Material for this task |
***
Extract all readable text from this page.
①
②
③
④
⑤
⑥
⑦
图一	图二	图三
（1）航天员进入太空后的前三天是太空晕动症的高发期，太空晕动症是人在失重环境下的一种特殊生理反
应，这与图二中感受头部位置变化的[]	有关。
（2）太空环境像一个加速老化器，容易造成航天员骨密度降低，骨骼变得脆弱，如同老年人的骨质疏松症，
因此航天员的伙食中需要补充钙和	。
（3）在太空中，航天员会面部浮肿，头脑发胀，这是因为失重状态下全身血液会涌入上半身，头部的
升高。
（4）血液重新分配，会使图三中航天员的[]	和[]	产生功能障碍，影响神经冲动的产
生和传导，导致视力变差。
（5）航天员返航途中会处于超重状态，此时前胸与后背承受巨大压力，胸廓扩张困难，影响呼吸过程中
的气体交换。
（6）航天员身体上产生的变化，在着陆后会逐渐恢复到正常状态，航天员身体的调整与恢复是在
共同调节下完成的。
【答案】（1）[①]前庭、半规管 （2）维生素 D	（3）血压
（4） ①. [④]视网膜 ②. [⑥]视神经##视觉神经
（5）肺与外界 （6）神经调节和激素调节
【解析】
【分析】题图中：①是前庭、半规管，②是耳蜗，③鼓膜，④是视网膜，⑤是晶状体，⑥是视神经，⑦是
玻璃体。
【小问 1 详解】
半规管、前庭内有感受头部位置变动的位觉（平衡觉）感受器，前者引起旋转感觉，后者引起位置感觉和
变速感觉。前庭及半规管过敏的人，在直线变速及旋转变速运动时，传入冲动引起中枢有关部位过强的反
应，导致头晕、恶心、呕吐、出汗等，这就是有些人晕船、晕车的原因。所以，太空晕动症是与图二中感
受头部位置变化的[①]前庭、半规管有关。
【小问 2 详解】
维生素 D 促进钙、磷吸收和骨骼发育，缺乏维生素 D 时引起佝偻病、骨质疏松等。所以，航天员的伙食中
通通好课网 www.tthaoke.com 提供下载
***
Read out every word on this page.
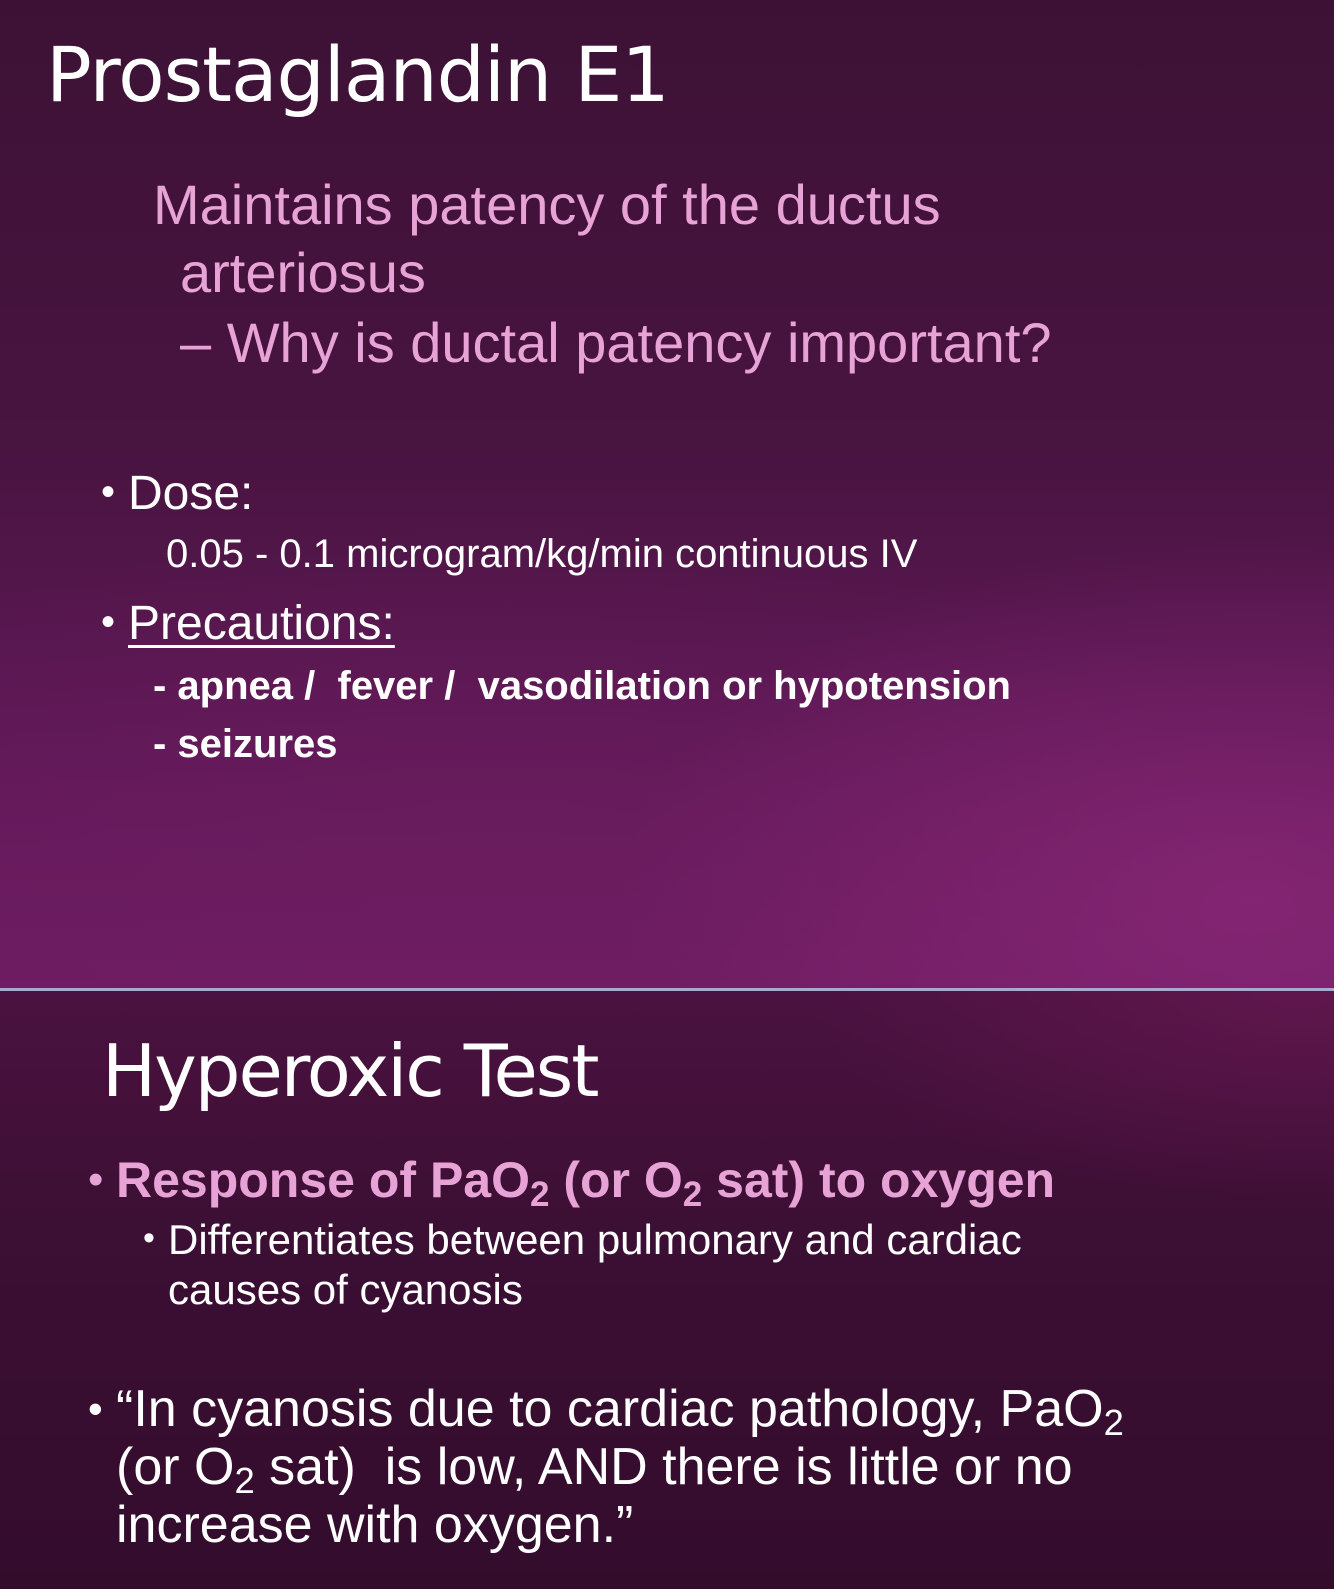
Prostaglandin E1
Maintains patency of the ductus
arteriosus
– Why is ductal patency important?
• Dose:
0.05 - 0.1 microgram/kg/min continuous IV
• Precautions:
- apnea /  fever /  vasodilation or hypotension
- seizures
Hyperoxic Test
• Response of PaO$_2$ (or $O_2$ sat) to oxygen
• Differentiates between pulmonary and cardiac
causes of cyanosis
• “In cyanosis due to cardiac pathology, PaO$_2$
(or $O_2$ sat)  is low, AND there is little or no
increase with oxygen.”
***
Stated exercise | Across the entries, how many lines contain "cardiac"? Reply with the number only.

Solved problem | 2